> _SET PROBLEM_: Single out the lines that include the word "dtype". Copy them.

——

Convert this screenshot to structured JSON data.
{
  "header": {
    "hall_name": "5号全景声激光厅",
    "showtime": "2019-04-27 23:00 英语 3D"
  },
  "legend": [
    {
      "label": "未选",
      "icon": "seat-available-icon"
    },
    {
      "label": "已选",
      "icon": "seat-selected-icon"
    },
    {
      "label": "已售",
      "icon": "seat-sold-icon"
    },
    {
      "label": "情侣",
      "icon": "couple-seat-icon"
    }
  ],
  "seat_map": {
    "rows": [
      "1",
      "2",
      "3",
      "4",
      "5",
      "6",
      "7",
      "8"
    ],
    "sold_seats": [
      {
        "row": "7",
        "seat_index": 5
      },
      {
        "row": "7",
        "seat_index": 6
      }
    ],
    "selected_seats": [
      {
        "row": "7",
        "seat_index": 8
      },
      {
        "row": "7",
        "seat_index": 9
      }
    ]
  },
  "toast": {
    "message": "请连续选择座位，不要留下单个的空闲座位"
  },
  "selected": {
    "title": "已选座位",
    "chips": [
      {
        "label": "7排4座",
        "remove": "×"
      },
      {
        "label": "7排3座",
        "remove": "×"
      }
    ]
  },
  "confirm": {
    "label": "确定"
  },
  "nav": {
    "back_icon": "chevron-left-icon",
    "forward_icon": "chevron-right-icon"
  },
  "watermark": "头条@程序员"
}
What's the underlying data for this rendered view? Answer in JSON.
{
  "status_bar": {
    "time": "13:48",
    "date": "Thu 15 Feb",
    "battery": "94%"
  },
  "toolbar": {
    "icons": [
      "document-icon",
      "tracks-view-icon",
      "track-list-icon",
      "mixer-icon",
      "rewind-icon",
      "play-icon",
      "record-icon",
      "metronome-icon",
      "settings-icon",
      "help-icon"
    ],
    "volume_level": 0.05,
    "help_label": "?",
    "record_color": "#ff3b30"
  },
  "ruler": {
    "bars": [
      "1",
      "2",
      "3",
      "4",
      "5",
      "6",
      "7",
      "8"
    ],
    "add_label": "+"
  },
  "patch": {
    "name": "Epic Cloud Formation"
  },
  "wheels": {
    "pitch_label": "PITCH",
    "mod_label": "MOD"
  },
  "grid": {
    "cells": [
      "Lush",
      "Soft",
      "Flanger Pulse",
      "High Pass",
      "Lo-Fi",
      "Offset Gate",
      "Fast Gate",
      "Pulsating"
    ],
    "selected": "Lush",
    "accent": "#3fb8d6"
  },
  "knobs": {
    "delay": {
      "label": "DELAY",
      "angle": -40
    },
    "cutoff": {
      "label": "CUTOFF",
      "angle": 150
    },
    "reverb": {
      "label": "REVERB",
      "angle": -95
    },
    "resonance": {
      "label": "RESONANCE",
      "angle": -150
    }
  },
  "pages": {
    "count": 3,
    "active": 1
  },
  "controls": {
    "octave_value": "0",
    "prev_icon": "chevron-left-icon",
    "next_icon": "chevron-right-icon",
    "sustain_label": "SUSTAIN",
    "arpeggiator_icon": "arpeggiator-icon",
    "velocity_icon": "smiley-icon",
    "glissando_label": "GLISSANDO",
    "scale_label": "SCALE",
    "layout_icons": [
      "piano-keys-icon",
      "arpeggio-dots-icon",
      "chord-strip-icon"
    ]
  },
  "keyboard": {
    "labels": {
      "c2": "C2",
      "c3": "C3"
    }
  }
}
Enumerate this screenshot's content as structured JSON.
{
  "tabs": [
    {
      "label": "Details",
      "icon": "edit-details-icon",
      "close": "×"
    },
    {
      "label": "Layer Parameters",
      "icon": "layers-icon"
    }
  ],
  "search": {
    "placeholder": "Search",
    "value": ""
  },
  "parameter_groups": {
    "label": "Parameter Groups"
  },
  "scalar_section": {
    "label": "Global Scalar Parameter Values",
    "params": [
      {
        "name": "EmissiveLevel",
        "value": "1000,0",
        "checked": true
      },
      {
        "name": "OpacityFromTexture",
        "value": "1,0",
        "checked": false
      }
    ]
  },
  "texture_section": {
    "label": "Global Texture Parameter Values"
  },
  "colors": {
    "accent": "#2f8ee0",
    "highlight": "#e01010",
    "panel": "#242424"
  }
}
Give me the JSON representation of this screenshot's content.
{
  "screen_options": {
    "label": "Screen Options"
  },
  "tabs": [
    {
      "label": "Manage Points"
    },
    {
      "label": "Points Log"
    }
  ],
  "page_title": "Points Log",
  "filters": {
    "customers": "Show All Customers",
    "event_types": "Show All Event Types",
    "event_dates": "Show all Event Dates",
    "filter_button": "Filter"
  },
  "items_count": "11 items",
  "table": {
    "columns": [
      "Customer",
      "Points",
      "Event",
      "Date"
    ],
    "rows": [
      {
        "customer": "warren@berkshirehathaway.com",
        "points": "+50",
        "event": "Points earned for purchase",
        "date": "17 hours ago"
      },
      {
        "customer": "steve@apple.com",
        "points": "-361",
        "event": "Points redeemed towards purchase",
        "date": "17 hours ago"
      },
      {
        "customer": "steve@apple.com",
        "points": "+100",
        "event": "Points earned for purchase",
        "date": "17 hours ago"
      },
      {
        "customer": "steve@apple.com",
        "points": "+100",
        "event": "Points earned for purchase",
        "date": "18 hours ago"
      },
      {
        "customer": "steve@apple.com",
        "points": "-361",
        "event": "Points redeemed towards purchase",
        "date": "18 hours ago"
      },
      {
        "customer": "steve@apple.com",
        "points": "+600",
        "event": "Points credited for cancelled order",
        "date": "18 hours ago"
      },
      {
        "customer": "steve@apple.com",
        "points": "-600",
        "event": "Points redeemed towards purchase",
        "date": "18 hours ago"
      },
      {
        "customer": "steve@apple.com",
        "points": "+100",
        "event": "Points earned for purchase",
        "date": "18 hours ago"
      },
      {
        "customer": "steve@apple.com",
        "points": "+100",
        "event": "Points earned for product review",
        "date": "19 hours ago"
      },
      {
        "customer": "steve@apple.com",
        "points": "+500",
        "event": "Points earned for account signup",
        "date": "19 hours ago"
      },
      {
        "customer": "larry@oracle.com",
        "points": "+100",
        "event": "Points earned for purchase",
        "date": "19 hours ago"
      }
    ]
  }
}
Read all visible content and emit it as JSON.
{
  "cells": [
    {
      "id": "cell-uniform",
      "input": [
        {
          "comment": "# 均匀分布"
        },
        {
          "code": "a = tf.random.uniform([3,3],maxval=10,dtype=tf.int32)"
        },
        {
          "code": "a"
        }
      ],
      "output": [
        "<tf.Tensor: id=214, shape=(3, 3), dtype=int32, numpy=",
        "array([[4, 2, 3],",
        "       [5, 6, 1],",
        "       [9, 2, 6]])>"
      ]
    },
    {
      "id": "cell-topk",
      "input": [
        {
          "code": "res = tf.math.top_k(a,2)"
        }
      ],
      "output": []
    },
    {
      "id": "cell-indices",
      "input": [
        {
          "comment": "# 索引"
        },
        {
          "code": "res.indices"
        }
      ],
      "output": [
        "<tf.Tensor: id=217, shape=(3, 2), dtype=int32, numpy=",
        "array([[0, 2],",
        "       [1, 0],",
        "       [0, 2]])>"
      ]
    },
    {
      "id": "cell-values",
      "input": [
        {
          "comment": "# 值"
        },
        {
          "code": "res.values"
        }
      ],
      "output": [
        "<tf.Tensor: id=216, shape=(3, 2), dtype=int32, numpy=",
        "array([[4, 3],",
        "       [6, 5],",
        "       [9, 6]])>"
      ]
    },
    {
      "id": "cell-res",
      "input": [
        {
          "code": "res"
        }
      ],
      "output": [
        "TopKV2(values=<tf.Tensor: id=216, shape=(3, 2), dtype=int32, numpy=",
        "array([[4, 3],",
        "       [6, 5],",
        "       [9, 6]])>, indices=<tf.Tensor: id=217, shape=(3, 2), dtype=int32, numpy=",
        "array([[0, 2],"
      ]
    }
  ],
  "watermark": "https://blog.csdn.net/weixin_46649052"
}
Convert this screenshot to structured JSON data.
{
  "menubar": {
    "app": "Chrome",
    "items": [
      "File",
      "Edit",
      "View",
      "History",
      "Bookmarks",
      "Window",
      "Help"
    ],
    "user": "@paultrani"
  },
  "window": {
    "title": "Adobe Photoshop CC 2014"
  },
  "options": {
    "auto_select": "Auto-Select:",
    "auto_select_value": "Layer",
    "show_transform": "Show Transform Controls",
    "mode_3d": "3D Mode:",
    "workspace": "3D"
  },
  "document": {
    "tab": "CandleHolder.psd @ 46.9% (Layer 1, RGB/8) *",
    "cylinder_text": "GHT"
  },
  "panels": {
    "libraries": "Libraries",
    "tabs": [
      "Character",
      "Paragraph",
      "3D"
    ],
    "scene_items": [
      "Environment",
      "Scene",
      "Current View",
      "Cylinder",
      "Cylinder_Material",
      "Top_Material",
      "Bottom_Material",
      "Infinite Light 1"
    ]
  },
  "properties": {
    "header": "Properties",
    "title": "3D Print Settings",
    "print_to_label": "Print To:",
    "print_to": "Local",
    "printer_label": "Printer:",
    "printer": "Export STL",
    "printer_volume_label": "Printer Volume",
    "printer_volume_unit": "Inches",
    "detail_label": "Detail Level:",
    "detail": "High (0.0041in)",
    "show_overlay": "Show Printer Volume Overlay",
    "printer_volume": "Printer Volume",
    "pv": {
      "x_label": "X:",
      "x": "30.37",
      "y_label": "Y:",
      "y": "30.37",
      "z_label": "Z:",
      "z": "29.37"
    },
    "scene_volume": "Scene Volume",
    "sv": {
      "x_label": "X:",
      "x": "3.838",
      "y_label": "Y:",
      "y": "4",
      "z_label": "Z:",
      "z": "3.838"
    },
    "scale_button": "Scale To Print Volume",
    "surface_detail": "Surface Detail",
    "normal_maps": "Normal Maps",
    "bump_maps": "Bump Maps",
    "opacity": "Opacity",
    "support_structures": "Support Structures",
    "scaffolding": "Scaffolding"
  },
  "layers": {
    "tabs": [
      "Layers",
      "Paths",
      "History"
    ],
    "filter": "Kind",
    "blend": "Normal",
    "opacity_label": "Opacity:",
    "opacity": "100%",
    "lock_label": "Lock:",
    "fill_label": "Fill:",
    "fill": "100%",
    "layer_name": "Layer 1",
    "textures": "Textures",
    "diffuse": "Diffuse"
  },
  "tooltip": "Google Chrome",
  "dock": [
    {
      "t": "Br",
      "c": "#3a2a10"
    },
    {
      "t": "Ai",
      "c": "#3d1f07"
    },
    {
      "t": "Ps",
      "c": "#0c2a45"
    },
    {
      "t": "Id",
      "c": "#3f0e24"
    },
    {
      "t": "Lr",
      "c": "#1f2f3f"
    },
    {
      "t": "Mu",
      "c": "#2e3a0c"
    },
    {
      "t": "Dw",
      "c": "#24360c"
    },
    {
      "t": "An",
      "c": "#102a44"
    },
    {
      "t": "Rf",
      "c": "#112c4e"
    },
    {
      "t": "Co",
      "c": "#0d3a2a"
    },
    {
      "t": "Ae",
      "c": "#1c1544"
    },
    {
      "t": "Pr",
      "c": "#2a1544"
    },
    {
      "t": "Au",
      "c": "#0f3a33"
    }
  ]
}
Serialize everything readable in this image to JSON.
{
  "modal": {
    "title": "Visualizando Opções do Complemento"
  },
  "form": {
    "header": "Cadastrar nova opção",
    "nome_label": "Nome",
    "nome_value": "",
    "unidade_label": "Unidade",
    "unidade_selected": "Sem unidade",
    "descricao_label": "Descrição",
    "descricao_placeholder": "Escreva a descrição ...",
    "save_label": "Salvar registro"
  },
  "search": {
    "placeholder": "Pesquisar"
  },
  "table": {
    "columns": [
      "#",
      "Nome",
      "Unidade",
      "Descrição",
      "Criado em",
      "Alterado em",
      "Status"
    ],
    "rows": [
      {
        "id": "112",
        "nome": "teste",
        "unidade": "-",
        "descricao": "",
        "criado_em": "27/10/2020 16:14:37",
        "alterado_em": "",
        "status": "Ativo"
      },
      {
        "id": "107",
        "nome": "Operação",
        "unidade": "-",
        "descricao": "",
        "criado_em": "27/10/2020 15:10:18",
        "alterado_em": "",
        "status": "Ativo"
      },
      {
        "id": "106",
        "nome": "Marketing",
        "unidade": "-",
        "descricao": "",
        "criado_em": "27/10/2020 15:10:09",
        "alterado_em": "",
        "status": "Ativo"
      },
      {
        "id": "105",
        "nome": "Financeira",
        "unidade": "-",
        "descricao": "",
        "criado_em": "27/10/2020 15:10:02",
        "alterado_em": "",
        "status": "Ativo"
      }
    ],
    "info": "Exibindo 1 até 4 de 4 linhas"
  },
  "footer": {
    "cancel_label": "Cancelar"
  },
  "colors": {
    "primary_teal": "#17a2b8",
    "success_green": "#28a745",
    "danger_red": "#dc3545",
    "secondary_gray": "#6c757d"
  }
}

——

> _WRITTEN SOLUTION_:
          "code": "a = tf.random.uniform([3,3],maxval=10,dtype=tf.int32)"
        "<tf.Tensor: id=214, shape=(3, 3), dtype=int32, numpy=",
        "<tf.Tensor: id=217, shape=(3, 2), dtype=int32, numpy=",
        "<tf.Tensor: id=216, shape=(3, 2), dtype=int32, numpy=",
        "TopKV2(values=<tf.Tensor: id=216, shape=(3, 2), dtype=int32, numpy=",
        "       [9, 6]])>, indices=<tf.Tensor: id=217, shape=(3, 2), dtype=int32, numpy=",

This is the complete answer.